### GIVEN DATA
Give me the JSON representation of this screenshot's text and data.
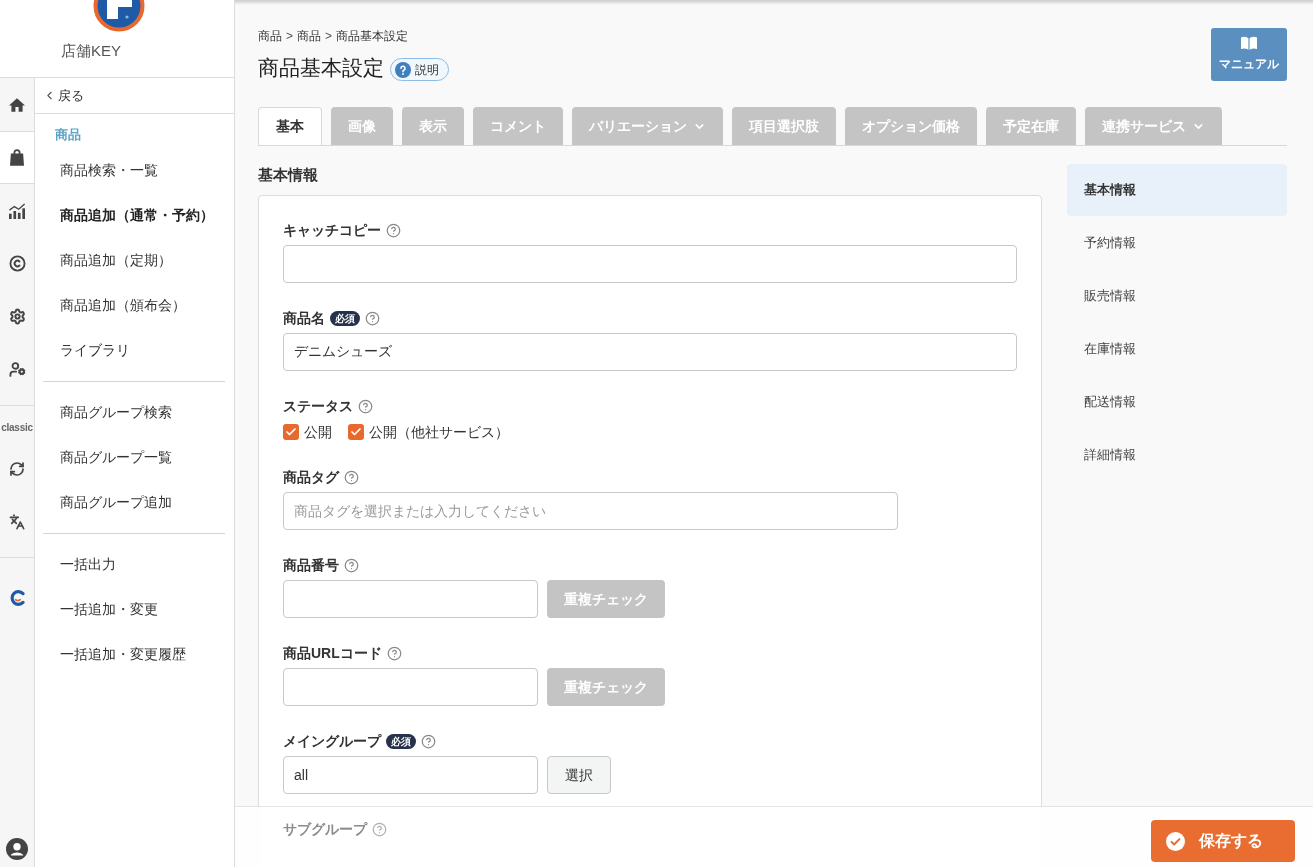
{
  "sidebar": {
    "store_label": "店舗KEY",
    "rail": [
      {
        "items": [
          {
            "kind": "home",
            "selected": false
          },
          {
            "kind": "bag",
            "selected": true
          },
          {
            "kind": "chart",
            "selected": false
          },
          {
            "kind": "copyright",
            "selected": false
          },
          {
            "kind": "gear",
            "selected": false
          },
          {
            "kind": "user_gear",
            "selected": false
          }
        ]
      },
      {
        "label": "classic",
        "items": [
          {
            "kind": "sync",
            "selected": false
          },
          {
            "kind": "translate",
            "selected": false
          }
        ]
      },
      {
        "items": [
          {
            "kind": "brand",
            "selected": false
          }
        ]
      }
    ],
    "back": "戻る",
    "section_title": "商品",
    "menu_groups": [
      [
        {
          "label": "商品検索・一覧",
          "selected": false
        },
        {
          "label": "商品追加（通常・予約）",
          "selected": true
        },
        {
          "label": "商品追加（定期）",
          "selected": false
        },
        {
          "label": "商品追加（頒布会）",
          "selected": false
        },
        {
          "label": "ライブラリ",
          "selected": false
        }
      ],
      [
        {
          "label": "商品グループ検索",
          "selected": false
        },
        {
          "label": "商品グループ一覧",
          "selected": false
        },
        {
          "label": "商品グループ追加",
          "selected": false
        }
      ],
      [
        {
          "label": "一括出力",
          "selected": false
        },
        {
          "label": "一括追加・変更",
          "selected": false
        },
        {
          "label": "一括追加・変更履歴",
          "selected": false
        }
      ]
    ]
  },
  "breadcrumb": {
    "items": [
      "商品",
      "商品",
      "商品基本設定"
    ],
    "separator": ">"
  },
  "page_title": "商品基本設定",
  "help_button": "説明",
  "manual_button": "マニュアル",
  "tabs": [
    {
      "label": "基本",
      "selected": true,
      "dropdown": false
    },
    {
      "label": "画像",
      "selected": false,
      "dropdown": false
    },
    {
      "label": "表示",
      "selected": false,
      "dropdown": false
    },
    {
      "label": "コメント",
      "selected": false,
      "dropdown": false
    },
    {
      "label": "バリエーション",
      "selected": false,
      "dropdown": true
    },
    {
      "label": "項目選択肢",
      "selected": false,
      "dropdown": false
    },
    {
      "label": "オプション価格",
      "selected": false,
      "dropdown": false
    },
    {
      "label": "予定在庫",
      "selected": false,
      "dropdown": false
    },
    {
      "label": "連携サービス",
      "selected": false,
      "dropdown": true
    }
  ],
  "section_title": "基本情報",
  "fields": [
    {
      "kind": "text",
      "label": "キャッチコピー"
    },
    {
      "kind": "text",
      "label": "商品名",
      "badge": "必須",
      "value": "デニムシューズ"
    },
    {
      "kind": "checkboxes",
      "label": "ステータス",
      "options": [
        {
          "label": "公開",
          "checked": true
        },
        {
          "label": "公開（他社サービス）",
          "checked": true
        }
      ]
    },
    {
      "kind": "tags",
      "label": "商品タグ",
      "placeholder": "商品タグを選択または入力してください"
    },
    {
      "kind": "text_button",
      "label": "商品番号",
      "button": {
        "label": "重複チェック",
        "disabled": true
      }
    },
    {
      "kind": "text_button",
      "label": "商品URLコード",
      "button": {
        "label": "重複チェック",
        "disabled": true
      }
    },
    {
      "kind": "text_button",
      "label": "メイングループ",
      "badge": "必須",
      "value": "all",
      "button": {
        "label": "選択",
        "disabled": false
      }
    },
    {
      "kind": "label",
      "label": "サブグループ"
    }
  ],
  "section_nav": [
    {
      "label": "基本情報",
      "selected": true
    },
    {
      "label": "予約情報",
      "selected": false
    },
    {
      "label": "販売情報",
      "selected": false
    },
    {
      "label": "在庫情報",
      "selected": false
    },
    {
      "label": "配送情報",
      "selected": false
    },
    {
      "label": "詳細情報",
      "selected": false
    }
  ],
  "save_button": "保存する"
}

### GOAL
Determine how many lines contain the word "商品追加" and reply with that number alone.

### SOLUTION FOR THIS TASK
3